## Input records

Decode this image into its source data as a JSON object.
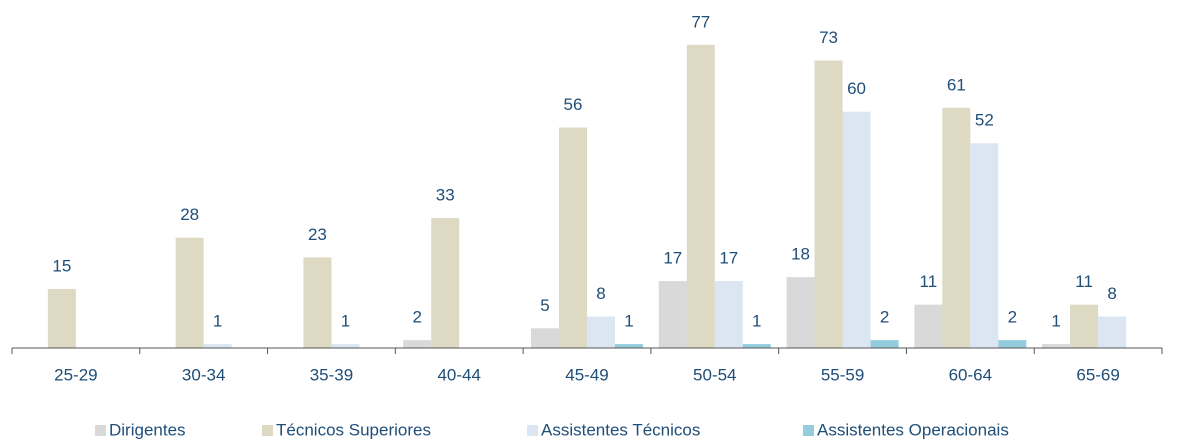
{
  "chart_data": {
    "type": "bar",
    "categories": [
      "25-29",
      "30-34",
      "35-39",
      "40-44",
      "45-49",
      "50-54",
      "55-59",
      "60-64",
      "65-69"
    ],
    "series": [
      {
        "name": "Dirigentes",
        "color": "#d9d9d9",
        "values": [
          null,
          null,
          null,
          2,
          5,
          17,
          18,
          11,
          1
        ]
      },
      {
        "name": "Técnicos Superiores",
        "color": "#ddd9c3",
        "values": [
          15,
          28,
          23,
          33,
          56,
          77,
          73,
          61,
          11
        ]
      },
      {
        "name": "Assistentes Técnicos",
        "color": "#dce6f2",
        "values": [
          null,
          1,
          1,
          null,
          8,
          17,
          60,
          52,
          8
        ]
      },
      {
        "name": "Assistentes Operacionais",
        "color": "#93cddd",
        "values": [
          null,
          null,
          null,
          null,
          1,
          1,
          2,
          2,
          null
        ]
      }
    ],
    "ylim": [
      0,
      80
    ],
    "legend": "bottom"
  }
}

## Task description
Using the listing above, show each line holding the string "color".

## Response to this task
        "color": "#d9d9d9",
        "color": "#ddd9c3",
        "color": "#dce6f2",
        "color": "#93cddd",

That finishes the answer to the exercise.